What the task requires:
Find and return each line containing "ylabel".
## START
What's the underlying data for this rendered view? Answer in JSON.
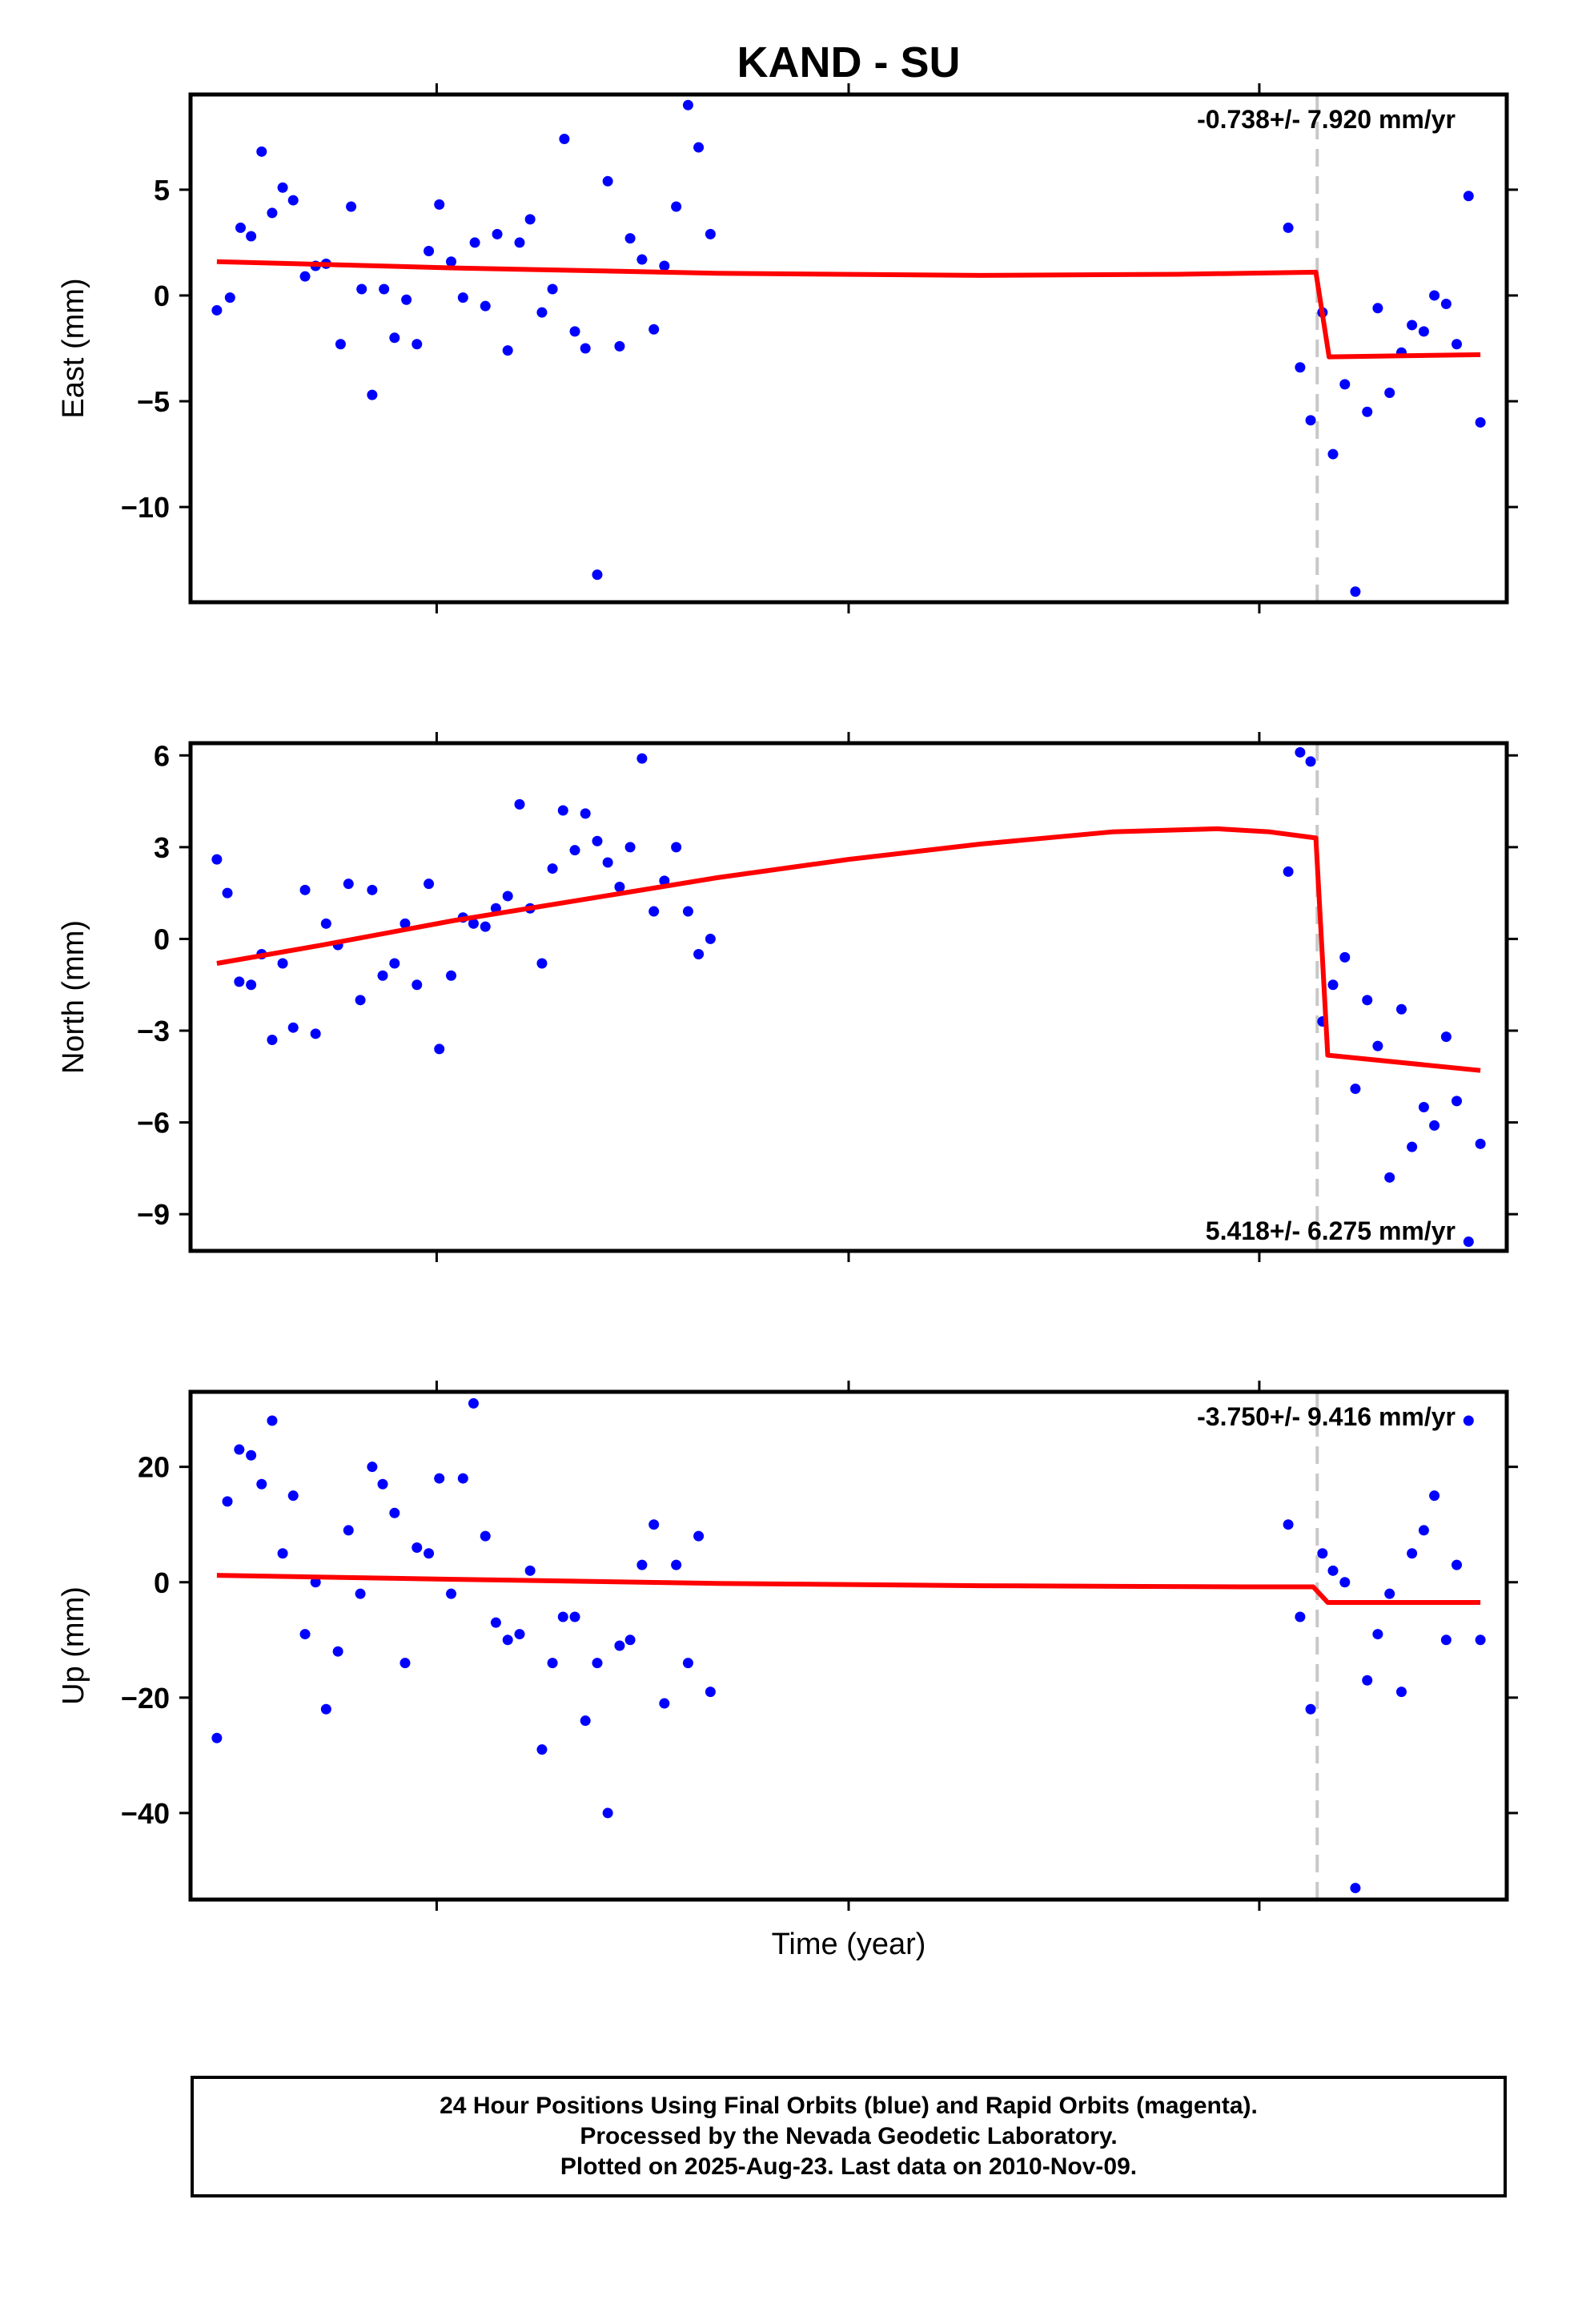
{
  "chart_data": {
    "type": "scatter",
    "title": "KAND - SU",
    "xlabel": "Time (year)",
    "breakline_color": "#c8c8c8",
    "point_color": "#0000ff",
    "fit_color": "#ff0000",
    "panels": [
      {
        "id": "east",
        "ylabel": "East (mm)",
        "ylim": [
          -14.5,
          9.5
        ],
        "yticks": [
          5,
          0,
          -5,
          -10
        ],
        "ytick_labels": [
          "5",
          "0",
          "−5",
          "−10"
        ],
        "rate_label": "-0.738+/- 7.920 mm/yr",
        "rate_position": "top-right",
        "points": [
          [
            0.02,
            -0.7
          ],
          [
            0.03,
            -0.1
          ],
          [
            0.038,
            3.2
          ],
          [
            0.046,
            2.8
          ],
          [
            0.054,
            6.8
          ],
          [
            0.062,
            3.9
          ],
          [
            0.07,
            5.1
          ],
          [
            0.078,
            4.5
          ],
          [
            0.087,
            0.9
          ],
          [
            0.095,
            1.4
          ],
          [
            0.103,
            1.5
          ],
          [
            0.114,
            -2.3
          ],
          [
            0.122,
            4.2
          ],
          [
            0.13,
            0.3
          ],
          [
            0.138,
            -4.7
          ],
          [
            0.147,
            0.3
          ],
          [
            0.155,
            -2.0
          ],
          [
            0.164,
            -0.2
          ],
          [
            0.172,
            -2.3
          ],
          [
            0.181,
            2.1
          ],
          [
            0.189,
            4.3
          ],
          [
            0.198,
            1.6
          ],
          [
            0.207,
            -0.1
          ],
          [
            0.216,
            2.5
          ],
          [
            0.224,
            -0.5
          ],
          [
            0.233,
            2.9
          ],
          [
            0.241,
            -2.6
          ],
          [
            0.25,
            2.5
          ],
          [
            0.258,
            3.6
          ],
          [
            0.267,
            -0.8
          ],
          [
            0.275,
            0.3
          ],
          [
            0.284,
            7.4
          ],
          [
            0.292,
            -1.7
          ],
          [
            0.3,
            -2.5
          ],
          [
            0.309,
            -13.2
          ],
          [
            0.317,
            5.4
          ],
          [
            0.326,
            -2.4
          ],
          [
            0.334,
            2.7
          ],
          [
            0.343,
            1.7
          ],
          [
            0.352,
            -1.6
          ],
          [
            0.36,
            1.4
          ],
          [
            0.369,
            4.2
          ],
          [
            0.378,
            9.0
          ],
          [
            0.386,
            7.0
          ],
          [
            0.395,
            2.9
          ],
          [
            0.834,
            3.2
          ],
          [
            0.843,
            -3.4
          ],
          [
            0.851,
            -5.9
          ],
          [
            0.86,
            -0.8
          ],
          [
            0.868,
            -7.5
          ],
          [
            0.877,
            -4.2
          ],
          [
            0.885,
            -14.0
          ],
          [
            0.894,
            -5.5
          ],
          [
            0.902,
            -0.6
          ],
          [
            0.911,
            -4.6
          ],
          [
            0.92,
            -2.7
          ],
          [
            0.928,
            -1.4
          ],
          [
            0.937,
            -1.7
          ],
          [
            0.945,
            0.0
          ],
          [
            0.954,
            -0.4
          ],
          [
            0.962,
            -2.3
          ],
          [
            0.971,
            4.7
          ],
          [
            0.98,
            -6.0
          ]
        ],
        "fit": [
          [
            0.02,
            1.6
          ],
          [
            0.2,
            1.3
          ],
          [
            0.4,
            1.05
          ],
          [
            0.6,
            0.95
          ],
          [
            0.75,
            1.0
          ],
          [
            0.855,
            1.1
          ],
          [
            0.865,
            -2.9
          ],
          [
            0.98,
            -2.8
          ]
        ]
      },
      {
        "id": "north",
        "ylabel": "North (mm)",
        "ylim": [
          -10.2,
          6.4
        ],
        "yticks": [
          6,
          3,
          0,
          -3,
          -6,
          -9
        ],
        "ytick_labels": [
          "6",
          "3",
          "0",
          "−3",
          "−6",
          "−9"
        ],
        "rate_label": "5.418+/- 6.275 mm/yr",
        "rate_position": "bottom-right",
        "points": [
          [
            0.02,
            2.6
          ],
          [
            0.028,
            1.5
          ],
          [
            0.037,
            -1.4
          ],
          [
            0.046,
            -1.5
          ],
          [
            0.054,
            -0.5
          ],
          [
            0.062,
            -3.3
          ],
          [
            0.07,
            -0.8
          ],
          [
            0.078,
            -2.9
          ],
          [
            0.087,
            1.6
          ],
          [
            0.095,
            -3.1
          ],
          [
            0.103,
            0.5
          ],
          [
            0.112,
            -0.2
          ],
          [
            0.12,
            1.8
          ],
          [
            0.129,
            -2.0
          ],
          [
            0.138,
            1.6
          ],
          [
            0.146,
            -1.2
          ],
          [
            0.155,
            -0.8
          ],
          [
            0.163,
            0.5
          ],
          [
            0.172,
            -1.5
          ],
          [
            0.181,
            1.8
          ],
          [
            0.189,
            -3.6
          ],
          [
            0.198,
            -1.2
          ],
          [
            0.207,
            0.7
          ],
          [
            0.215,
            0.5
          ],
          [
            0.224,
            0.4
          ],
          [
            0.232,
            1.0
          ],
          [
            0.241,
            1.4
          ],
          [
            0.25,
            4.4
          ],
          [
            0.258,
            1.0
          ],
          [
            0.267,
            -0.8
          ],
          [
            0.275,
            2.3
          ],
          [
            0.283,
            4.2
          ],
          [
            0.292,
            2.9
          ],
          [
            0.3,
            4.1
          ],
          [
            0.309,
            3.2
          ],
          [
            0.317,
            2.5
          ],
          [
            0.326,
            1.7
          ],
          [
            0.334,
            3.0
          ],
          [
            0.343,
            5.9
          ],
          [
            0.352,
            0.9
          ],
          [
            0.36,
            1.9
          ],
          [
            0.369,
            3.0
          ],
          [
            0.378,
            0.9
          ],
          [
            0.386,
            -0.5
          ],
          [
            0.395,
            0.0
          ],
          [
            0.834,
            2.2
          ],
          [
            0.843,
            6.1
          ],
          [
            0.851,
            5.8
          ],
          [
            0.86,
            -2.7
          ],
          [
            0.868,
            -1.5
          ],
          [
            0.877,
            -0.6
          ],
          [
            0.885,
            -4.9
          ],
          [
            0.894,
            -2.0
          ],
          [
            0.902,
            -3.5
          ],
          [
            0.911,
            -7.8
          ],
          [
            0.92,
            -2.3
          ],
          [
            0.928,
            -6.8
          ],
          [
            0.937,
            -5.5
          ],
          [
            0.945,
            -6.1
          ],
          [
            0.954,
            -3.2
          ],
          [
            0.962,
            -5.3
          ],
          [
            0.971,
            -9.9
          ],
          [
            0.98,
            -6.7
          ]
        ],
        "fit": [
          [
            0.02,
            -0.8
          ],
          [
            0.1,
            -0.2
          ],
          [
            0.2,
            0.6
          ],
          [
            0.3,
            1.3
          ],
          [
            0.4,
            2.0
          ],
          [
            0.5,
            2.6
          ],
          [
            0.6,
            3.1
          ],
          [
            0.7,
            3.5
          ],
          [
            0.78,
            3.6
          ],
          [
            0.82,
            3.5
          ],
          [
            0.855,
            3.3
          ],
          [
            0.864,
            -3.8
          ],
          [
            0.98,
            -4.3
          ]
        ]
      },
      {
        "id": "up",
        "ylabel": "Up (mm)",
        "ylim": [
          -55,
          33
        ],
        "yticks": [
          20,
          0,
          -20,
          -40
        ],
        "ytick_labels": [
          "20",
          "0",
          "−20",
          "−40"
        ],
        "rate_label": "-3.750+/- 9.416 mm/yr",
        "rate_position": "top-right",
        "points": [
          [
            0.02,
            -27
          ],
          [
            0.028,
            14
          ],
          [
            0.037,
            23
          ],
          [
            0.046,
            22
          ],
          [
            0.054,
            17
          ],
          [
            0.062,
            28
          ],
          [
            0.07,
            5
          ],
          [
            0.078,
            15
          ],
          [
            0.087,
            -9
          ],
          [
            0.095,
            0
          ],
          [
            0.103,
            -22
          ],
          [
            0.112,
            -12
          ],
          [
            0.12,
            9
          ],
          [
            0.129,
            -2
          ],
          [
            0.138,
            20
          ],
          [
            0.146,
            17
          ],
          [
            0.155,
            12
          ],
          [
            0.163,
            -14
          ],
          [
            0.172,
            6
          ],
          [
            0.181,
            5
          ],
          [
            0.189,
            18
          ],
          [
            0.198,
            -2
          ],
          [
            0.207,
            18
          ],
          [
            0.215,
            31
          ],
          [
            0.224,
            8
          ],
          [
            0.232,
            -7
          ],
          [
            0.241,
            -10
          ],
          [
            0.25,
            -9
          ],
          [
            0.258,
            2
          ],
          [
            0.267,
            -29
          ],
          [
            0.275,
            -14
          ],
          [
            0.283,
            -6
          ],
          [
            0.292,
            -6
          ],
          [
            0.3,
            -24
          ],
          [
            0.309,
            -14
          ],
          [
            0.317,
            -40
          ],
          [
            0.326,
            -11
          ],
          [
            0.334,
            -10
          ],
          [
            0.343,
            3
          ],
          [
            0.352,
            10
          ],
          [
            0.36,
            -21
          ],
          [
            0.369,
            3
          ],
          [
            0.378,
            -14
          ],
          [
            0.386,
            8
          ],
          [
            0.395,
            -19
          ],
          [
            0.834,
            10
          ],
          [
            0.843,
            -6
          ],
          [
            0.851,
            -22
          ],
          [
            0.86,
            5
          ],
          [
            0.868,
            2
          ],
          [
            0.877,
            0
          ],
          [
            0.885,
            -53
          ],
          [
            0.894,
            -17
          ],
          [
            0.902,
            -9
          ],
          [
            0.911,
            -2
          ],
          [
            0.92,
            -19
          ],
          [
            0.928,
            5
          ],
          [
            0.937,
            9
          ],
          [
            0.945,
            15
          ],
          [
            0.954,
            -10
          ],
          [
            0.962,
            3
          ],
          [
            0.971,
            28
          ],
          [
            0.98,
            -10
          ]
        ],
        "fit": [
          [
            0.02,
            1.2
          ],
          [
            0.2,
            0.5
          ],
          [
            0.4,
            -0.2
          ],
          [
            0.6,
            -0.6
          ],
          [
            0.8,
            -0.8
          ],
          [
            0.853,
            -0.8
          ],
          [
            0.864,
            -3.5
          ],
          [
            0.98,
            -3.5
          ]
        ]
      }
    ],
    "break_x": 0.856,
    "x_major_ticks": [
      0.187,
      0.5,
      0.812
    ]
  },
  "footer": {
    "line1": "24 Hour Positions Using Final Orbits (blue) and Rapid Orbits (magenta).",
    "line2": "Processed by the Nevada Geodetic Laboratory.",
    "line3": "Plotted on 2025-Aug-23. Last data on 2010-Nov-09."
  }
}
## END
Answer to this exercise:
        "ylabel": "East (mm)",
        "ylabel": "North (mm)",
        "ylabel": "Up (mm)",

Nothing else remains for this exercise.